■ **Dataset items**
.....

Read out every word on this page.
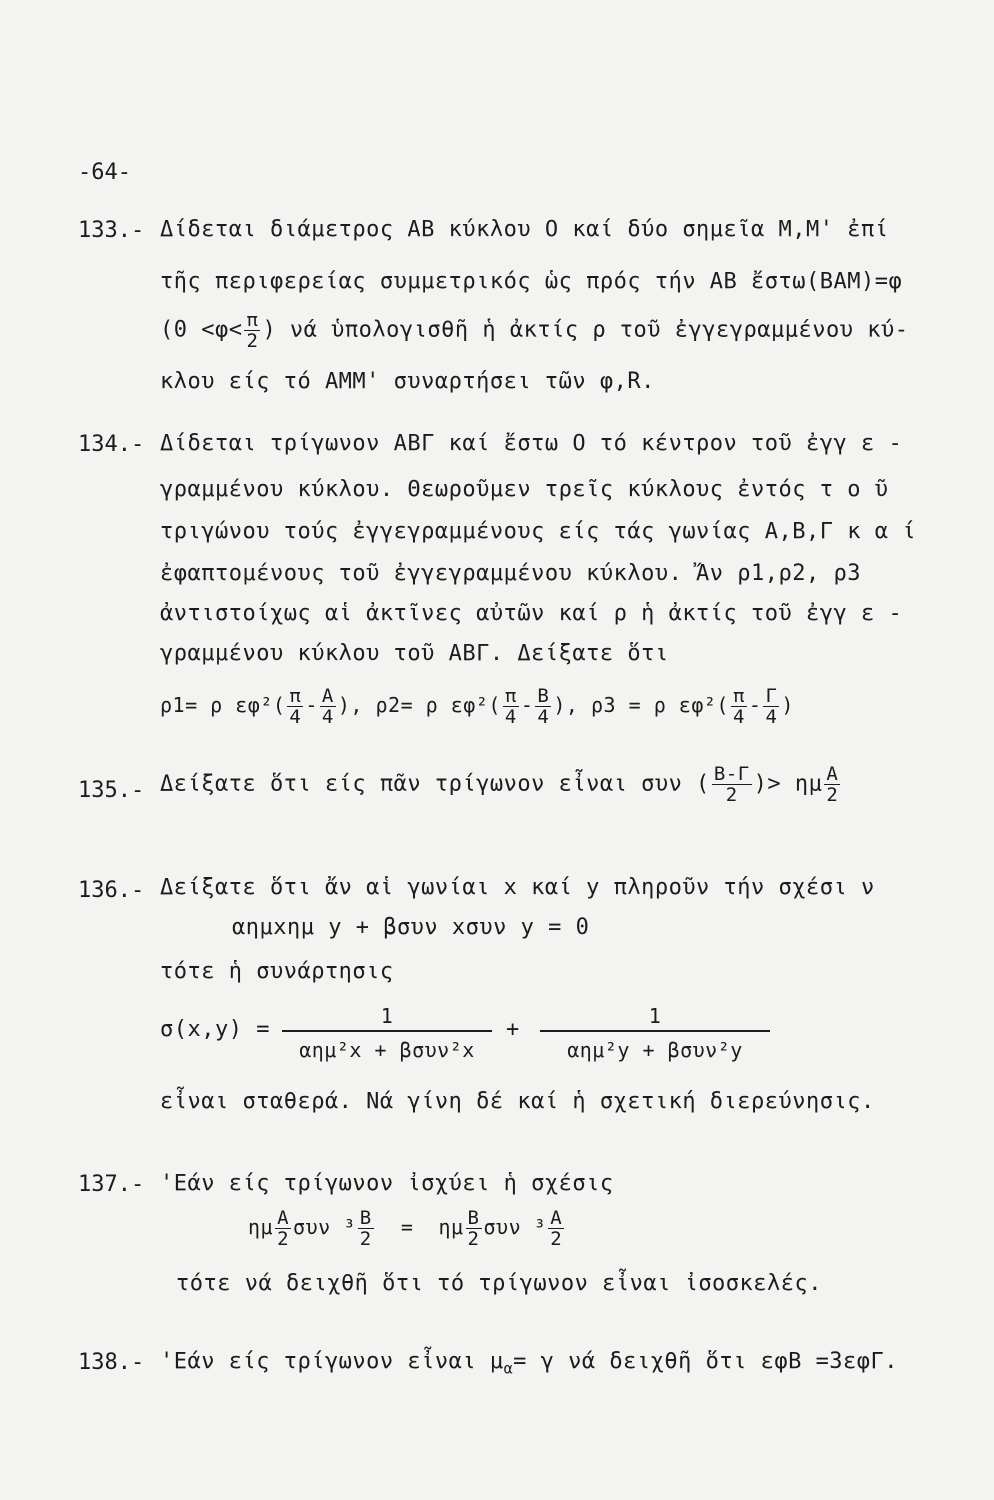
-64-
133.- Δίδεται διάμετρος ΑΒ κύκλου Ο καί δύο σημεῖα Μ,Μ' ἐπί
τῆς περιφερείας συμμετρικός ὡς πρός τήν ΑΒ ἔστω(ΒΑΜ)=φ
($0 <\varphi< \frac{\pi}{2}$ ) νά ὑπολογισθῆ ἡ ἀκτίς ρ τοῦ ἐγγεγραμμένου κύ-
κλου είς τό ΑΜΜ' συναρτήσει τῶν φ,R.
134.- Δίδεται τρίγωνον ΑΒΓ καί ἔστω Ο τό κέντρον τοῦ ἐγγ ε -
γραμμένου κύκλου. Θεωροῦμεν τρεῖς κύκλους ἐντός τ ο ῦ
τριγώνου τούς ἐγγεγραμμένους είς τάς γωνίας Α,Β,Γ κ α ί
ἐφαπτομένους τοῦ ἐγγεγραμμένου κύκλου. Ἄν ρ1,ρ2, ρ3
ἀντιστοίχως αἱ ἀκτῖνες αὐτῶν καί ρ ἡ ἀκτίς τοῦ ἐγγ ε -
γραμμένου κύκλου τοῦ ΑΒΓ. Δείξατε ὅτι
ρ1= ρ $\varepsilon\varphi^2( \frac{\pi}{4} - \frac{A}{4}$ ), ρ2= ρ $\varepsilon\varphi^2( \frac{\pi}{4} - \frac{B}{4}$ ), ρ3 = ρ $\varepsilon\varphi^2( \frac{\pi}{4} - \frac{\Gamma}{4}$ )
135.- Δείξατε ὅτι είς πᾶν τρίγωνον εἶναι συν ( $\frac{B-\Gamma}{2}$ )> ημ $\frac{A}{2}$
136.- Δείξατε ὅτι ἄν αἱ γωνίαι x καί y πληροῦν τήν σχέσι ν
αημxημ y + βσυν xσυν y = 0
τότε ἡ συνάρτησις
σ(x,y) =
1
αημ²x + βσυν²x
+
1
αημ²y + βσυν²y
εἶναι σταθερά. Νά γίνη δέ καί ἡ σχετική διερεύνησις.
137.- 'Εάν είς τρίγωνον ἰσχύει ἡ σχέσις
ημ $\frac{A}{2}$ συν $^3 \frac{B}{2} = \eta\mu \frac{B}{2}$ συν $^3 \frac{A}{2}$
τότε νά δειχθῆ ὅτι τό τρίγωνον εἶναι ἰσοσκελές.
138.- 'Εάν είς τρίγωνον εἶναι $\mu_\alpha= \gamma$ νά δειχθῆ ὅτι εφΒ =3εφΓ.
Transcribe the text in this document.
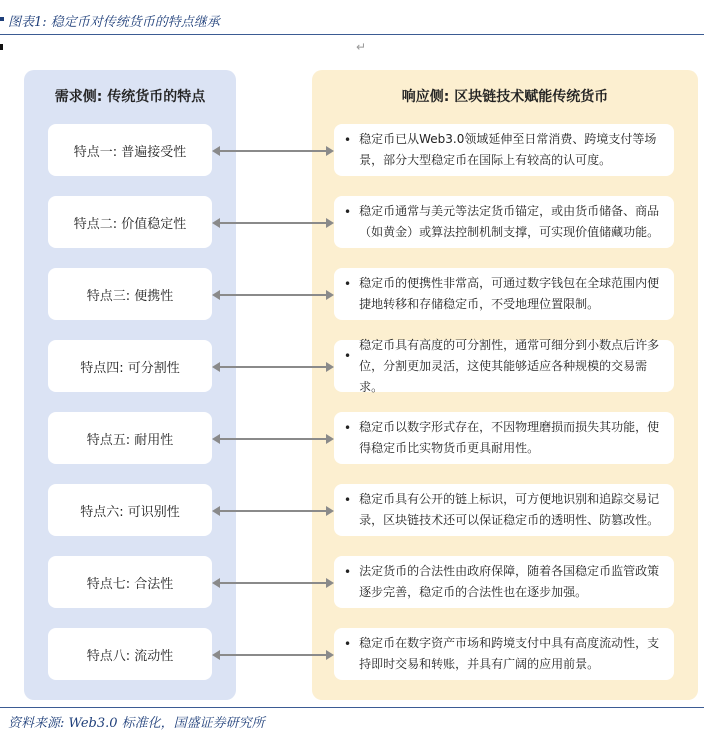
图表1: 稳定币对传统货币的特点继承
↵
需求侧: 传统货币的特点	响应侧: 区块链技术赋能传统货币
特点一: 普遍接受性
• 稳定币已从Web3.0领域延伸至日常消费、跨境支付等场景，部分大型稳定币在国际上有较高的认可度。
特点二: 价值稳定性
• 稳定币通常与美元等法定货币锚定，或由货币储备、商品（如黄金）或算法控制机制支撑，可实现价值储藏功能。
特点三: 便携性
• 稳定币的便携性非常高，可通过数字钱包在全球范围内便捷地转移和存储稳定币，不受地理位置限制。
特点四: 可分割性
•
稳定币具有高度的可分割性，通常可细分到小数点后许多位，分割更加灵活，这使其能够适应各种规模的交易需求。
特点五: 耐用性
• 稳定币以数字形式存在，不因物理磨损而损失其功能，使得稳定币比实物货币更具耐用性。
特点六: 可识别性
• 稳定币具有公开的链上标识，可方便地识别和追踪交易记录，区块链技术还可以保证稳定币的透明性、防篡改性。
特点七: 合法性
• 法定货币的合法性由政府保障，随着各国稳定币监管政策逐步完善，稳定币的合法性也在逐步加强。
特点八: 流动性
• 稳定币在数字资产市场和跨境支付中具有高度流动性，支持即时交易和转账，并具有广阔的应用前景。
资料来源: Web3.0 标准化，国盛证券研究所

.....

■ **What is being asked**
Every line above should be repeated exactly; pictures stay out of the copy.

■ **Problem solution**
Read out every word on this page.
-64-
133.- Δίδεται διάμετρος ΑΒ κύκλου Ο καί δύο σημεῖα Μ,Μ' ἐπί
τῆς περιφερείας συμμετρικός ὡς πρός τήν ΑΒ ἔστω(ΒΑΜ)=φ
($0 <\varphi< \frac{\pi}{2}$ ) νά ὑπολογισθῆ ἡ ἀκτίς ρ τοῦ ἐγγεγραμμένου κύ-
κλου είς τό ΑΜΜ' συναρτήσει τῶν φ,R.
134.- Δίδεται τρίγωνον ΑΒΓ καί ἔστω Ο τό κέντρον τοῦ ἐγγ ε -
γραμμένου κύκλου. Θεωροῦμεν τρεῖς κύκλους ἐντός τ ο ῦ
τριγώνου τούς ἐγγεγραμμένους είς τάς γωνίας Α,Β,Γ κ α ί
ἐφαπτομένους τοῦ ἐγγεγραμμένου κύκλου. Ἄν ρ1,ρ2, ρ3
ἀντιστοίχως αἱ ἀκτῖνες αὐτῶν καί ρ ἡ ἀκτίς τοῦ ἐγγ ε -
γραμμένου κύκλου τοῦ ΑΒΓ. Δείξατε ὅτι
ρ1= ρ $\varepsilon\varphi^2( \frac{\pi}{4} - \frac{A}{4}$ ), ρ2= ρ $\varepsilon\varphi^2( \frac{\pi}{4} - \frac{B}{4}$ ), ρ3 = ρ $\varepsilon\varphi^2( \frac{\pi}{4} - \frac{\Gamma}{4}$ )
135.- Δείξατε ὅτι είς πᾶν τρίγωνον εἶναι συν ( $\frac{B-\Gamma}{2}$ )> ημ $\frac{A}{2}$
136.- Δείξατε ὅτι ἄν αἱ γωνίαι x καί y πληροῦν τήν σχέσι ν
αημxημ y + βσυν xσυν y = 0
τότε ἡ συνάρτησις
σ(x,y) =
1
αημ²x + βσυν²x
+
1
αημ²y + βσυν²y
εἶναι σταθερά. Νά γίνη δέ καί ἡ σχετική διερεύνησις.
137.- 'Εάν είς τρίγωνον ἰσχύει ἡ σχέσις
ημ $\frac{A}{2}$ συν $^3 \frac{B}{2} = \eta\mu \frac{B}{2}$ συν $^3 \frac{A}{2}$
τότε νά δειχθῆ ὅτι τό τρίγωνον εἶναι ἰσοσκελές.
138.- 'Εάν είς τρίγωνον εἶναι $\mu_\alpha= \gamma$ νά δειχθῆ ὅτι εφΒ =3εφΓ.
Transcribe the text in this document.
图表1: 稳定币对传统货币的特点继承
↵
需求侧: 传统货币的特点	响应侧: 区块链技术赋能传统货币
特点一: 普遍接受性
• 稳定币已从Web3.0领域延伸至日常消费、跨境支付等场景，部分大型稳定币在国际上有较高的认可度。
特点二: 价值稳定性
• 稳定币通常与美元等法定货币锚定，或由货币储备、商品（如黄金）或算法控制机制支撑，可实现价值储藏功能。
特点三: 便携性
• 稳定币的便携性非常高，可通过数字钱包在全球范围内便捷地转移和存储稳定币，不受地理位置限制。
特点四: 可分割性
•
稳定币具有高度的可分割性，通常可细分到小数点后许多位，分割更加灵活，这使其能够适应各种规模的交易需求。
特点五: 耐用性
• 稳定币以数字形式存在，不因物理磨损而损失其功能，使得稳定币比实物货币更具耐用性。
特点六: 可识别性
• 稳定币具有公开的链上标识，可方便地识别和追踪交易记录，区块链技术还可以保证稳定币的透明性、防篡改性。
特点七: 合法性
• 法定货币的合法性由政府保障，随着各国稳定币监管政策逐步完善，稳定币的合法性也在逐步加强。
特点八: 流动性
• 稳定币在数字资产市场和跨境支付中具有高度流动性，支持即时交易和转账，并具有广阔的应用前景。
资料来源: Web3.0 标准化，国盛证券研究所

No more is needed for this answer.